** Start Provided records **

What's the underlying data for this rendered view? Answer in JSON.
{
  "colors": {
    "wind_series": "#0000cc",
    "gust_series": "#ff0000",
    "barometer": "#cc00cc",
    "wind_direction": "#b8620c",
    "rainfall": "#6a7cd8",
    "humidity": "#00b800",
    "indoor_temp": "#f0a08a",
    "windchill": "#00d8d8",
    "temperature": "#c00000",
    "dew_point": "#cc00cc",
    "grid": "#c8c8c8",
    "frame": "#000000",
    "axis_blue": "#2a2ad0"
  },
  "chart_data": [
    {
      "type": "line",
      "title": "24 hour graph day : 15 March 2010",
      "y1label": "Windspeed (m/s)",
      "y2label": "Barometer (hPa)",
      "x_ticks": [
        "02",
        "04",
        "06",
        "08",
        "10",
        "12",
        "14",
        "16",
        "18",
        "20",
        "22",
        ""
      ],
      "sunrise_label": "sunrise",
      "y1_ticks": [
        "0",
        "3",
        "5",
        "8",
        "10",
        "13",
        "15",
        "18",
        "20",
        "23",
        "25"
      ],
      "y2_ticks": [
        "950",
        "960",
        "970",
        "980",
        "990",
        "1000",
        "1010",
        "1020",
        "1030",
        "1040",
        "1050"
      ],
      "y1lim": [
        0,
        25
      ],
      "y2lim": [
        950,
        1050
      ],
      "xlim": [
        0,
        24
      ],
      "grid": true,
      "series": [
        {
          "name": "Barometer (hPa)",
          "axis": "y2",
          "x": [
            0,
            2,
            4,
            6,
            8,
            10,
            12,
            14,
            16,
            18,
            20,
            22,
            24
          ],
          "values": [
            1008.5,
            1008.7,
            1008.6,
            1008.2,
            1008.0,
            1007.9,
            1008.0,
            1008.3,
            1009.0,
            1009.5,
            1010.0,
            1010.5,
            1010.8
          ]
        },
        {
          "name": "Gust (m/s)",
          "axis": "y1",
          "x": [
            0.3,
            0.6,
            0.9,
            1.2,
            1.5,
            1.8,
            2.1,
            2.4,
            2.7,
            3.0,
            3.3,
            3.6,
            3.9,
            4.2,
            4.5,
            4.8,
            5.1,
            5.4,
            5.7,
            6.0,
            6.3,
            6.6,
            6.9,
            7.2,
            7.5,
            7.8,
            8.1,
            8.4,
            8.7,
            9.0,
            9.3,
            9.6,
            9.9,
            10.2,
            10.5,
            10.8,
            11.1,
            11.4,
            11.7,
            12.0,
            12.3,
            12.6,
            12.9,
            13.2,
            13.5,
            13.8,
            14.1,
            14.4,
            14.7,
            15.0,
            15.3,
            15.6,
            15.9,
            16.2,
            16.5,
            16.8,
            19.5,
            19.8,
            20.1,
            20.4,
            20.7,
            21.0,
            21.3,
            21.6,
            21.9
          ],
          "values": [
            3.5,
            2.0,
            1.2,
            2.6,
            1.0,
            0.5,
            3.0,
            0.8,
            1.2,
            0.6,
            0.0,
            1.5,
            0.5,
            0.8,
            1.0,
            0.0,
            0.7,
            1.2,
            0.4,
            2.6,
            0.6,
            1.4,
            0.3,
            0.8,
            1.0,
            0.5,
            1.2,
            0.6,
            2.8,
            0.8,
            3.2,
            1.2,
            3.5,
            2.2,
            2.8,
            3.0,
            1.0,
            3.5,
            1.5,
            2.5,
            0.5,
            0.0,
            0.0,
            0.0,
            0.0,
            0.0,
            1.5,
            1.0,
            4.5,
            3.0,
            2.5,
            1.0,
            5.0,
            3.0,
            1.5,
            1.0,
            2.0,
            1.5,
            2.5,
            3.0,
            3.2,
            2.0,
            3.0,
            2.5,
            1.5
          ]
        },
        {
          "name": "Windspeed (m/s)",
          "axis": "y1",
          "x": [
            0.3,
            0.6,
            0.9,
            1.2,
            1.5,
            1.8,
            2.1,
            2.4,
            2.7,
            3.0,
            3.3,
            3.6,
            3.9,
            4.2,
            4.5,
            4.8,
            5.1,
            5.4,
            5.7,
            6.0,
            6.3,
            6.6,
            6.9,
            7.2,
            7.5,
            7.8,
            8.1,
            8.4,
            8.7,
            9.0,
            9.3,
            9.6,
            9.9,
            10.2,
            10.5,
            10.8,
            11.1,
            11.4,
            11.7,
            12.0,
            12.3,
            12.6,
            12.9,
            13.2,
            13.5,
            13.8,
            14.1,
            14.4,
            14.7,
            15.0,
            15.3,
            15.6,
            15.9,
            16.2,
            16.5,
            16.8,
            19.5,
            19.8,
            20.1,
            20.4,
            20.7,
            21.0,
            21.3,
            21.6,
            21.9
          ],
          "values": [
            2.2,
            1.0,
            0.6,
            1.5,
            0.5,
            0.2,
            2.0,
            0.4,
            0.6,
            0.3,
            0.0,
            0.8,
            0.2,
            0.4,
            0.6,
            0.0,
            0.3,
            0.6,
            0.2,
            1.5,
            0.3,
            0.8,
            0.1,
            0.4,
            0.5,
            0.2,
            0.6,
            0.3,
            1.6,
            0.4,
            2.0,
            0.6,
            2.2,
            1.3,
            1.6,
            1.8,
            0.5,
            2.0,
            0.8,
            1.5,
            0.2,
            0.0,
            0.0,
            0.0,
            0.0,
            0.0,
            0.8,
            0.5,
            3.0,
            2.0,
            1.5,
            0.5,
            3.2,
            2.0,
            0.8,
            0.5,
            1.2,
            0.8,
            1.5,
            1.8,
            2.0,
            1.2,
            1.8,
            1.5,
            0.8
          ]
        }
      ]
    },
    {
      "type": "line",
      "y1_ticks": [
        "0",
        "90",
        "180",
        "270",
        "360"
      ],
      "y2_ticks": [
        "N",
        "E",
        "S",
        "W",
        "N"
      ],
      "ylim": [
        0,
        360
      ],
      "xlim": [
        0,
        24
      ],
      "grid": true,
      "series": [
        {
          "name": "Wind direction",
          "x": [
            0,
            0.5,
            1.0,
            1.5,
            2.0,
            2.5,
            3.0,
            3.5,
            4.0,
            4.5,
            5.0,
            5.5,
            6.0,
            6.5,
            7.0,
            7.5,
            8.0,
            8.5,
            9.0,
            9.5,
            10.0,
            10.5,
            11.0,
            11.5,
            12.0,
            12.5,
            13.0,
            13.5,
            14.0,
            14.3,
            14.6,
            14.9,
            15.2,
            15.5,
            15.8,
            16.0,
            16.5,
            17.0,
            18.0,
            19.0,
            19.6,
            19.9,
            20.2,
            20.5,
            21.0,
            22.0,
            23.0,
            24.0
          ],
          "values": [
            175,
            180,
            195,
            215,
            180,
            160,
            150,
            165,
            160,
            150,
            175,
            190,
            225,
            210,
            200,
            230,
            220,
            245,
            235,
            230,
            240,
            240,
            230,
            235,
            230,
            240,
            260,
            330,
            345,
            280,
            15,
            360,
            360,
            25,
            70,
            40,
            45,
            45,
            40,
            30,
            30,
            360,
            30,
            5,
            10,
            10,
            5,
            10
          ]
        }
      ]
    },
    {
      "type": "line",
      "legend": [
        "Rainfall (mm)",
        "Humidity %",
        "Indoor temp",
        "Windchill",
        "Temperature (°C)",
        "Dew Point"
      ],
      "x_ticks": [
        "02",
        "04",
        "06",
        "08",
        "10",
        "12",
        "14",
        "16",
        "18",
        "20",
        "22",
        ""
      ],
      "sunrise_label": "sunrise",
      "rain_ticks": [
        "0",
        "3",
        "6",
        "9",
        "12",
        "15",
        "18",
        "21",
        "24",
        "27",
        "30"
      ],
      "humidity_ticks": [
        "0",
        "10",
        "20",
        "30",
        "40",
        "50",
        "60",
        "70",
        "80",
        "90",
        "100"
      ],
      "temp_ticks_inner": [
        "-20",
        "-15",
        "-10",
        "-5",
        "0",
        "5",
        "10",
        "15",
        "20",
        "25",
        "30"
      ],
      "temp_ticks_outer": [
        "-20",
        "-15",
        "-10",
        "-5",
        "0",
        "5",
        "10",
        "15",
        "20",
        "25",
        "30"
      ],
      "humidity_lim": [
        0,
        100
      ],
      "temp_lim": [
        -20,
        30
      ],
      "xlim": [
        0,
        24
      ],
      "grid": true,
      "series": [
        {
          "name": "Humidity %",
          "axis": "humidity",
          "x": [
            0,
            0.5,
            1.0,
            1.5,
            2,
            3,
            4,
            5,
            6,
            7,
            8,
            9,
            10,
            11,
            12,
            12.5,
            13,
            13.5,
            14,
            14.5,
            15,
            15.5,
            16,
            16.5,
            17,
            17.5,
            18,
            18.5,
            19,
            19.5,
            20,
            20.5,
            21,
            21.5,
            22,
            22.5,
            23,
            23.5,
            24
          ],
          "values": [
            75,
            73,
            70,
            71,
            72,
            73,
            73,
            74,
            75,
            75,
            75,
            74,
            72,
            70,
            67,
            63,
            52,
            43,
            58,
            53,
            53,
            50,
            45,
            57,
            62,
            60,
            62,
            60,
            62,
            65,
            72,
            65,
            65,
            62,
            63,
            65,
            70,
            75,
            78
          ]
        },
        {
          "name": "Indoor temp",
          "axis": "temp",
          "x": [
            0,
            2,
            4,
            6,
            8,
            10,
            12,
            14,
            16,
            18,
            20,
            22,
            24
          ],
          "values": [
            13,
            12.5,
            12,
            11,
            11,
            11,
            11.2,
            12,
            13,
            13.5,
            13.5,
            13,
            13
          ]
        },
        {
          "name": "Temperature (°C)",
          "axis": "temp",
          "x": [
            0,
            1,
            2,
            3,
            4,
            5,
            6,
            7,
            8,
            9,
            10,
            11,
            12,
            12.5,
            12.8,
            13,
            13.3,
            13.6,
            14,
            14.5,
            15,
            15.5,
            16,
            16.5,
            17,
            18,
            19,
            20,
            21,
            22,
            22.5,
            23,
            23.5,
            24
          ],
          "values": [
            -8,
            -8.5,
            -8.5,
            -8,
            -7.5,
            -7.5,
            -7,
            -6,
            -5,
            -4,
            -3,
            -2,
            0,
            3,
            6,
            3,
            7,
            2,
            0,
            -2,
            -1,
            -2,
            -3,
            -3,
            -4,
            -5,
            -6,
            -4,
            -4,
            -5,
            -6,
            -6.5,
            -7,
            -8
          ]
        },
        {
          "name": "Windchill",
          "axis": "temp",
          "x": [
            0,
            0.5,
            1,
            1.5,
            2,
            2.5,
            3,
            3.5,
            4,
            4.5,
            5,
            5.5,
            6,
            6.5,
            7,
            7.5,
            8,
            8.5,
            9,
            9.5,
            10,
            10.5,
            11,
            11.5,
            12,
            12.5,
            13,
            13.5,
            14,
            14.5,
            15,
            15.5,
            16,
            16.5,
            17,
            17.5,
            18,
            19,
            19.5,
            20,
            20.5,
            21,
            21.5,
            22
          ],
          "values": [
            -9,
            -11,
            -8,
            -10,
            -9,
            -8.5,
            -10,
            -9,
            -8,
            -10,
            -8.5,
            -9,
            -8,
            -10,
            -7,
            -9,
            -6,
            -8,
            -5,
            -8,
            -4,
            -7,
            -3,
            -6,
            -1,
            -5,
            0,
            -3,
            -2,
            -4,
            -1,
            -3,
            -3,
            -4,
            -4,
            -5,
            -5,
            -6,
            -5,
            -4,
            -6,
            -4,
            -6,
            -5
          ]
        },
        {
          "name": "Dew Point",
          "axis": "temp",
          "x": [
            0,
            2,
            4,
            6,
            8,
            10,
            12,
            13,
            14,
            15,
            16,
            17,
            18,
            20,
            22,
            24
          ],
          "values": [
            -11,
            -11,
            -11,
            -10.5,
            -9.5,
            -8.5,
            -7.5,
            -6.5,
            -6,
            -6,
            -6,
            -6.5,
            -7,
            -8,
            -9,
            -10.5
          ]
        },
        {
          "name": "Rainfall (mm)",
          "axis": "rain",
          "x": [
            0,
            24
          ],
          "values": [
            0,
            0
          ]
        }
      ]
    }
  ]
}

** End Provided records **

Goal
Of all the lines in the listing above, how many contain the word "name"? Answer with the number alone.

Full answer
10